## What to do:
How many lines in the entries below contain "Дата"? Answer with the number only.

━━━━

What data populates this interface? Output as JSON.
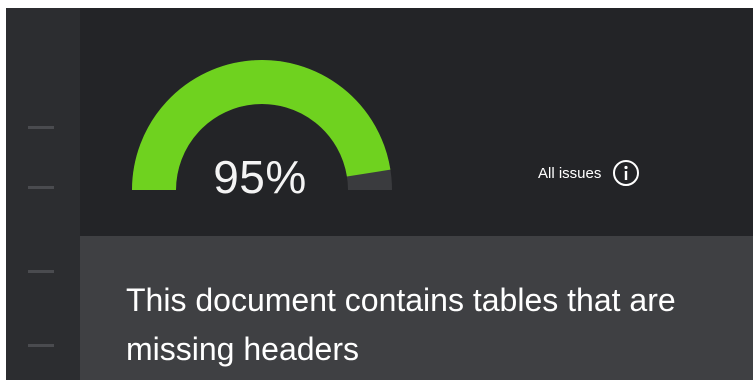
{
  "score": {
    "value_text": "95%",
    "fraction": 0.95,
    "arc_color": "#6fd21f",
    "track_color": "#3a3b3e"
  },
  "issues_link": {
    "label": "All issues",
    "icon": "info-icon"
  },
  "message": {
    "text": "This document contains tables that are missing headers"
  }
}
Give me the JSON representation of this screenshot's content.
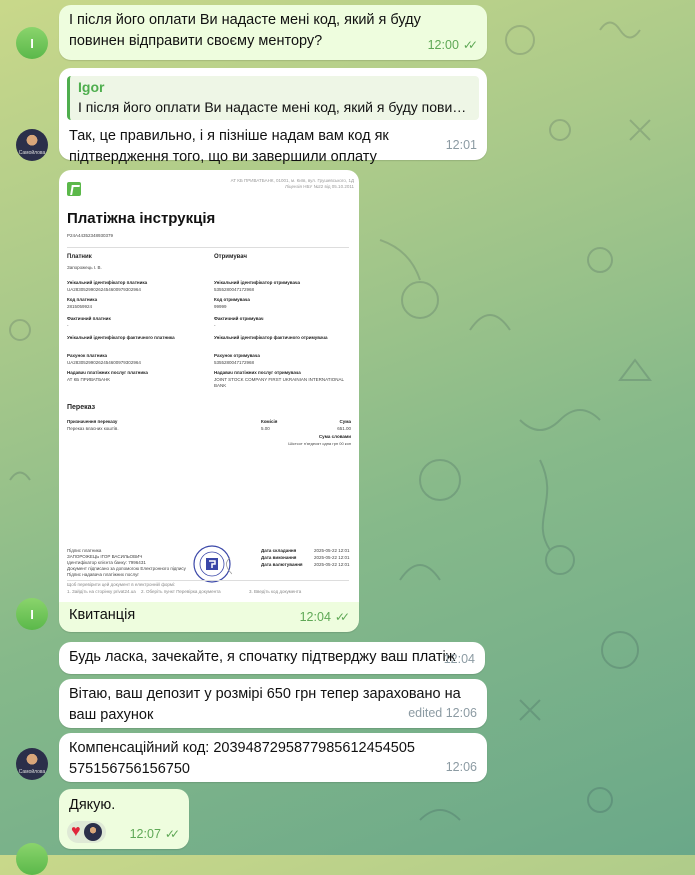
{
  "messages": {
    "m1": {
      "text": "І після його оплати Ви надасте мені код, який я буду повинен відправити своєму ментору?",
      "time": "12:00"
    },
    "m2": {
      "reply_name": "Igor",
      "reply_text": "І після його оплати Ви надасте мені код, який я буду повине…",
      "text": "Так, це правильно, і я пізніше надам вам код як підтвердження того, що ви завершили оплату",
      "time": "12:01"
    },
    "m3": {
      "caption": "Квитанція",
      "time": "12:04"
    },
    "m4": {
      "text": "Будь ласка, зачекайте, я спочатку підтверджу ваш платіж",
      "time": "12:04"
    },
    "m5": {
      "text": "Вітаю, ваш депозит у розмірі 650 грн тепер зараховано на ваш рахунок",
      "time": "edited 12:06"
    },
    "m6": {
      "text": "Компенсаційний код: 2039487295877985612454505575156756156750",
      "time": "12:06"
    },
    "m7": {
      "text": "Дякую.",
      "time": "12:07"
    }
  },
  "avatars": {
    "user_initial": "I",
    "peer_label": "Самойлова"
  },
  "document": {
    "title": "Платіжна інструкція",
    "doc_number": "P24A44352348930379",
    "header_right_1": "АТ КБ ПРИВАТБАНК, 01001, м. Київ, вул. Грушевського, 1Д",
    "header_right_2": "Ліцензія НБУ №22 від 05.10.2011",
    "payer_title": "Платник",
    "payer_name": "Запорожець І. В.",
    "receiver_title": "Отримувач",
    "payer_id_label": "Унікальний ідентифікатор платника",
    "payer_id": "UA283052990262454600979302964",
    "payer_code_label": "Код платника",
    "payer_code": "2815059924",
    "actual_payer_label": "Фактичний платник",
    "actual_payer": "-",
    "actual_payer_id_label": "Унікальний ідентифікатор фактичного платника",
    "payer_account_label": "Рахунок платника",
    "payer_account": "UA283052990262454600979302964",
    "payer_bank_label": "Надавач платіжних послуг платника",
    "payer_bank": "АТ КБ ПРИВАТБАНК",
    "recv_id_label": "Унікальний ідентифікатор отримувача",
    "recv_id": "5355280047172968",
    "recv_code_label": "Код отримувача",
    "recv_code": "99999",
    "actual_recv_label": "Фактичний отримувач",
    "actual_recv": "-",
    "actual_recv_id_label": "Унікальний ідентифікатор фактичного отримувача",
    "recv_account_label": "Рахунок отримувача",
    "recv_account": "5355280047172968",
    "recv_bank_label": "Надавач платіжних послуг отримувача",
    "recv_bank": "JOINT STOCK COMPANY FIRST UKRAINIAN INTERNATIONAL BANK",
    "transfer_title": "Переказ",
    "purpose_label": "Призначення переказу",
    "purpose": "Переказ власних коштів.",
    "fee_label": "Комісія",
    "fee": "5.00",
    "sum_label": "Сума",
    "sum": "651.00",
    "sum_words_label": "Сума словами",
    "sum_words": "Шістсот п'ятдесят одна грн 00 коп",
    "sign_1": "Підпис платника",
    "sign_2": "ЗАПОРОЖЕЦЬ ІГОР ВАСИЛЬОВИЧ",
    "sign_3": "Ідентифікатор клієнта банку: 7996431",
    "sign_4": "Документ підписано за допомогою Електронного підпису",
    "sign_5": "Підпис надавача платіжних послуг",
    "date_created_label": "Дата складання",
    "date_created": "2025-05-22 12:01",
    "date_exec_label": "Дата виконання",
    "date_exec": "2025-05-22 12:01",
    "date_valid_label": "Дата валютування",
    "date_valid": "2025-05-22 12:01",
    "footer_1": "Щоб перевірити цей документ в електронній формі:",
    "footer_2": "1. Зайдіть на сторінку privat24.ua",
    "footer_3": "2. Оберіть пункт Перевірка документа",
    "footer_4": "3. Введіть код документа"
  },
  "colors": {
    "outgoing": "#eefdde",
    "incoming": "#ffffff",
    "accent": "#4fae4e",
    "brand": "#5bb84a"
  }
}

━━━━

## Solution to this problem:
3